** START **

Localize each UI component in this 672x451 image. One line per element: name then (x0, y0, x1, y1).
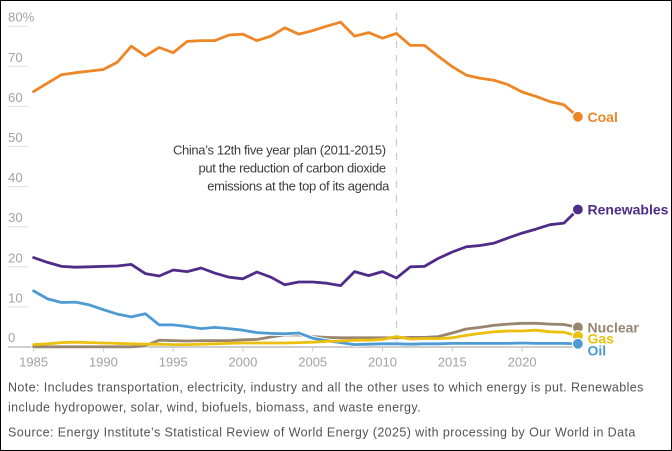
svg-text:2005: 2005 (298, 355, 327, 370)
svg-text:60: 60 (8, 90, 23, 105)
svg-text:2000: 2000 (228, 355, 257, 370)
svg-text:Source: Energy Institute’s Sta: Source: Energy Institute’s Statistical R… (8, 425, 636, 439)
svg-text:50: 50 (8, 130, 23, 145)
svg-text:0: 0 (8, 330, 15, 345)
svg-text:Nuclear: Nuclear (588, 320, 640, 336)
svg-text:10: 10 (8, 290, 23, 305)
svg-text:80%: 80% (8, 10, 35, 25)
svg-text:Note: Includes transportation,: Note: Includes transportation, electrici… (8, 380, 644, 394)
svg-text:40: 40 (8, 170, 23, 185)
svg-text:Renewables: Renewables (588, 202, 669, 218)
svg-text:Gas: Gas (588, 331, 615, 347)
svg-text:2020: 2020 (508, 355, 537, 370)
svg-text:Coal: Coal (588, 109, 618, 125)
svg-text:30: 30 (8, 210, 23, 225)
svg-text:China’s 12th five year plan (2: China’s 12th five year plan (2011-2015) … (173, 143, 390, 194)
svg-text:2010: 2010 (368, 355, 397, 370)
svg-text:20: 20 (8, 250, 23, 265)
svg-text:2015: 2015 (438, 355, 467, 370)
svg-text:1985: 1985 (19, 355, 48, 370)
svg-text:Oil: Oil (588, 343, 607, 359)
svg-text:70: 70 (8, 50, 23, 65)
svg-text:include hydropower, solar, win: include hydropower, solar, wind, biofuel… (8, 400, 421, 414)
svg-text:1995: 1995 (159, 355, 188, 370)
svg-text:1990: 1990 (89, 355, 118, 370)
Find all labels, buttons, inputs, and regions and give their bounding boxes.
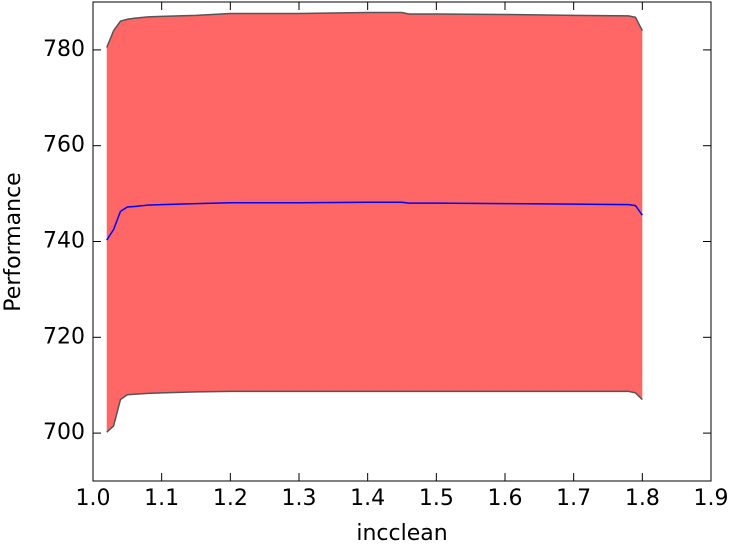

** END **

▶ [EXERCISE TASK]
Copy out all the records above with every "Renewables" swapped for "Renewable energy" and nothing else altered. Leave out the pictures.

▶ [OUTPUT FOR THIS TASK]
Localize each UI component in this 672x451 image. One line per element: name then (x0, y0, x1, y1).
svg-text:2005: 2005 (298, 355, 327, 370)
svg-text:60: 60 (8, 90, 23, 105)
svg-text:2000: 2000 (228, 355, 257, 370)
svg-text:Source: Energy Institute’s Sta: Source: Energy Institute’s Statistical R… (8, 425, 636, 439)
svg-text:50: 50 (8, 130, 23, 145)
svg-text:0: 0 (8, 330, 15, 345)
svg-text:Nuclear: Nuclear (588, 320, 640, 336)
svg-text:10: 10 (8, 290, 23, 305)
svg-text:80%: 80% (8, 10, 35, 25)
svg-text:Note: Includes transportation,: Note: Includes transportation, electrici… (8, 380, 644, 394)
svg-text:40: 40 (8, 170, 23, 185)
svg-text:Renewable energy: Renewable energy (588, 202, 669, 218)
svg-text:Gas: Gas (588, 331, 615, 347)
svg-text:2020: 2020 (508, 355, 537, 370)
svg-text:Coal: Coal (588, 109, 618, 125)
svg-text:30: 30 (8, 210, 23, 225)
svg-text:China’s 12th five year plan (2: China’s 12th five year plan (2011-2015) … (173, 143, 390, 194)
svg-text:2010: 2010 (368, 355, 397, 370)
svg-text:20: 20 (8, 250, 23, 265)
svg-text:2015: 2015 (438, 355, 467, 370)
svg-text:1985: 1985 (19, 355, 48, 370)
svg-text:Oil: Oil (588, 343, 607, 359)
svg-text:70: 70 (8, 50, 23, 65)
svg-text:include hydropower, solar, win: include hydropower, solar, wind, biofuel… (8, 400, 421, 414)
svg-text:1995: 1995 (159, 355, 188, 370)
svg-text:1990: 1990 (89, 355, 118, 370)
Find all labels, buttons, inputs, and regions and give their bounding boxes.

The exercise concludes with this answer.